> PROBLEM DETAILS
Would you restate, exactly as they appear, the lines from the one containing "OCR this image." through the end of the data below?

== THE DATA

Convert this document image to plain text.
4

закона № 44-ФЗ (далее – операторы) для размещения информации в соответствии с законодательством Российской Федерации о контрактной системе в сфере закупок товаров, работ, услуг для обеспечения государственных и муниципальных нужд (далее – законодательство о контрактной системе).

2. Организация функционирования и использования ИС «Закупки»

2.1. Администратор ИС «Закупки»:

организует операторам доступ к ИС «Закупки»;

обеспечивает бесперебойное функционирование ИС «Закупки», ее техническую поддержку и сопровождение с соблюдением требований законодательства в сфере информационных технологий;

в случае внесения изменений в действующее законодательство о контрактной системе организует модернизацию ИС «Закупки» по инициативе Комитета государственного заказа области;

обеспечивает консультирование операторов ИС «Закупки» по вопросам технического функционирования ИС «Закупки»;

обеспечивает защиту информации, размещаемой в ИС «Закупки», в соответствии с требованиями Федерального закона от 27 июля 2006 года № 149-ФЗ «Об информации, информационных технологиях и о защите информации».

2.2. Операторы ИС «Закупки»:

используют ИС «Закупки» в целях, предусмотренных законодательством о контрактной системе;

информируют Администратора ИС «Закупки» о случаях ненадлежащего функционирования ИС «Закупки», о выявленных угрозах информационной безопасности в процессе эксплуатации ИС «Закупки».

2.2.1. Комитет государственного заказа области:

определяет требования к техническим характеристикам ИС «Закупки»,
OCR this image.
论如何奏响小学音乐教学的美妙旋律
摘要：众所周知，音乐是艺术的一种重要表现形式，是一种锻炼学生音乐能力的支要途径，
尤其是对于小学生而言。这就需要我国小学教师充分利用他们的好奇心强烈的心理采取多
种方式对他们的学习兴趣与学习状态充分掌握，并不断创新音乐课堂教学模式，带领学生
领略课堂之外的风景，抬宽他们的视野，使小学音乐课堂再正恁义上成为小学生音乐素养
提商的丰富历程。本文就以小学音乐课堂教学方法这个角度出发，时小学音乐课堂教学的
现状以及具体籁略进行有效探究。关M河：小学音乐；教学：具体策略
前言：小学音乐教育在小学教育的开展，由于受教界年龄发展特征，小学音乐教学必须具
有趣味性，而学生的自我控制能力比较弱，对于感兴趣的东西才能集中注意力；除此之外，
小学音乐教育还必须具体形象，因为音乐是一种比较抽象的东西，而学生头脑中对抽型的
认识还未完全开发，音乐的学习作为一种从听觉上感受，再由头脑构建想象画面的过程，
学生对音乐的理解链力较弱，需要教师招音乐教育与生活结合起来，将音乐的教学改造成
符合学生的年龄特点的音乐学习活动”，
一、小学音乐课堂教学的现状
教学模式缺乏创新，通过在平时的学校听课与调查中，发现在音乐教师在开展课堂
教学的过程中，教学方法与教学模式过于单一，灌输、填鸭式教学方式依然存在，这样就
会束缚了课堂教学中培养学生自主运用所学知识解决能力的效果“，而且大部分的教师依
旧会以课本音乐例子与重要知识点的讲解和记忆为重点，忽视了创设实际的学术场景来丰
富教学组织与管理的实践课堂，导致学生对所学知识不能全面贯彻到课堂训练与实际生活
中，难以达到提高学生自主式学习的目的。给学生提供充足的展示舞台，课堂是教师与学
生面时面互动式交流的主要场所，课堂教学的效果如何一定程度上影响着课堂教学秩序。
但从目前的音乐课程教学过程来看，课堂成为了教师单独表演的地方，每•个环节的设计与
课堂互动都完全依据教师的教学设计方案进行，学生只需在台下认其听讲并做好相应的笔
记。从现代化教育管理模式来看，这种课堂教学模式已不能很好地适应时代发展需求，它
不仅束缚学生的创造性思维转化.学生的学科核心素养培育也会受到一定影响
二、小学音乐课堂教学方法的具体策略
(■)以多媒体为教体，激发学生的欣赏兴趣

====

> IN RESPONSE
OCR this image.
论如何奏响小学音乐教学的美妙旋律
摘要：众所周知，音乐是艺术的一种重要表现形式，是一种锻炼学生音乐能力的支要途径，
尤其是对于小学生而言。这就需要我国小学教师充分利用他们的好奇心强烈的心理采取多
种方式对他们的学习兴趣与学习状态充分掌握，并不断创新音乐课堂教学模式，带领学生
领略课堂之外的风景，抬宽他们的视野，使小学音乐课堂再正恁义上成为小学生音乐素养
提商的丰富历程。本文就以小学音乐课堂教学方法这个角度出发，时小学音乐课堂教学的
现状以及具体籁略进行有效探究。关M河：小学音乐；教学：具体策略
前言：小学音乐教育在小学教育的开展，由于受教界年龄发展特征，小学音乐教学必须具
有趣味性，而学生的自我控制能力比较弱，对于感兴趣的东西才能集中注意力；除此之外，
小学音乐教育还必须具体形象，因为音乐是一种比较抽象的东西，而学生头脑中对抽型的
认识还未完全开发，音乐的学习作为一种从听觉上感受，再由头脑构建想象画面的过程，
学生对音乐的理解链力较弱，需要教师招音乐教育与生活结合起来，将音乐的教学改造成
符合学生的年龄特点的音乐学习活动”，
一、小学音乐课堂教学的现状
教学模式缺乏创新，通过在平时的学校听课与调查中，发现在音乐教师在开展课堂
教学的过程中，教学方法与教学模式过于单一，灌输、填鸭式教学方式依然存在，这样就
会束缚了课堂教学中培养学生自主运用所学知识解决能力的效果“，而且大部分的教师依
旧会以课本音乐例子与重要知识点的讲解和记忆为重点，忽视了创设实际的学术场景来丰
富教学组织与管理的实践课堂，导致学生对所学知识不能全面贯彻到课堂训练与实际生活
中，难以达到提高学生自主式学习的目的。给学生提供充足的展示舞台，课堂是教师与学
生面时面互动式交流的主要场所，课堂教学的效果如何一定程度上影响着课堂教学秩序。
但从目前的音乐课程教学过程来看，课堂成为了教师单独表演的地方，每•个环节的设计与
课堂互动都完全依据教师的教学设计方案进行，学生只需在台下认其听讲并做好相应的笔
记。从现代化教育管理模式来看，这种课堂教学模式已不能很好地适应时代发展需求，它
不仅束缚学生的创造性思维转化.学生的学科核心素养培育也会受到一定影响
二、小学音乐课堂教学方法的具体策略
(■)以多媒体为教体，激发学生的欣赏兴趣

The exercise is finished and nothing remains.